Format each line of the data below as a JSON list of strings, with one string per line and blank lines omitted.

╭─ SOURCE RECORDS

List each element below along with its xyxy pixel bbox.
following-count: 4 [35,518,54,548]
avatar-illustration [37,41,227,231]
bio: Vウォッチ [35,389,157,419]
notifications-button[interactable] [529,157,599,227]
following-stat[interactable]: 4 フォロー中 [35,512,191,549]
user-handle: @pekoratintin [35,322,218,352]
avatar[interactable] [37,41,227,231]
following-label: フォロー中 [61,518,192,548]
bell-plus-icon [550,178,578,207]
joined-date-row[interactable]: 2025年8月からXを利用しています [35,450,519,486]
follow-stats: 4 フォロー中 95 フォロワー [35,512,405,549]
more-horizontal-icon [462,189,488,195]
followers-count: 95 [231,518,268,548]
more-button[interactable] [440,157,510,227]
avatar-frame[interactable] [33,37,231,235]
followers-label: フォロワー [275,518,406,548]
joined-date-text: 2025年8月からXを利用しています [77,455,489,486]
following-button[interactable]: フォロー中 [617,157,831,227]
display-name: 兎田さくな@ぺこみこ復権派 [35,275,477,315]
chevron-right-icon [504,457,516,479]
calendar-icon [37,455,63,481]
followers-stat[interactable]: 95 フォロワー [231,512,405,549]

╰─

- **THE OUTPUT**:
[
  "List each element below along with its xyxy pixel bbox.",
  "following-count: 4 [35,518,54,548]",
  "avatar-illustration [37,41,227,231]",
  "bio: Vウォッチ [35,389,157,419]",
  "notifications-button[interactable] [529,157,599,227]",
  "following-stat[interactable]: 4 フォロー中 [35,512,191,549]",
  "user-handle: @pekoratintin [35,322,218,352]",
  "avatar[interactable] [37,41,227,231]",
  "following-label: フォロー中 [61,518,192,548]",
  "bell-plus-icon [550,178,578,207]",
  "joined-date-row[interactable]: 2025年8月からXを利用しています [35,450,519,486]",
  "follow-stats: 4 フォロー中 95 フォロワー [35,512,405,549]",
  "more-horizontal-icon [462,189,488,195]",
  "followers-count: 95 [231,518,268,548]",
  "more-button[interactable] [440,157,510,227]",
  "avatar-frame[interactable] [33,37,231,235]",
  "followers-label: フォロワー [275,518,406,548]",
  "joined-date-text: 2025年8月からXを利用しています [77,455,489,486]",
  "following-button[interactable]: フォロー中 [617,157,831,227]",
  "display-name: 兎田さくな@ぺこみこ復権派 [35,275,477,315]",
  "chevron-right-icon [504,457,516,479]",
  "calendar-icon [37,455,63,481]",
  "followers-stat[interactable]: 95 フォロワー [231,512,405,549]"
]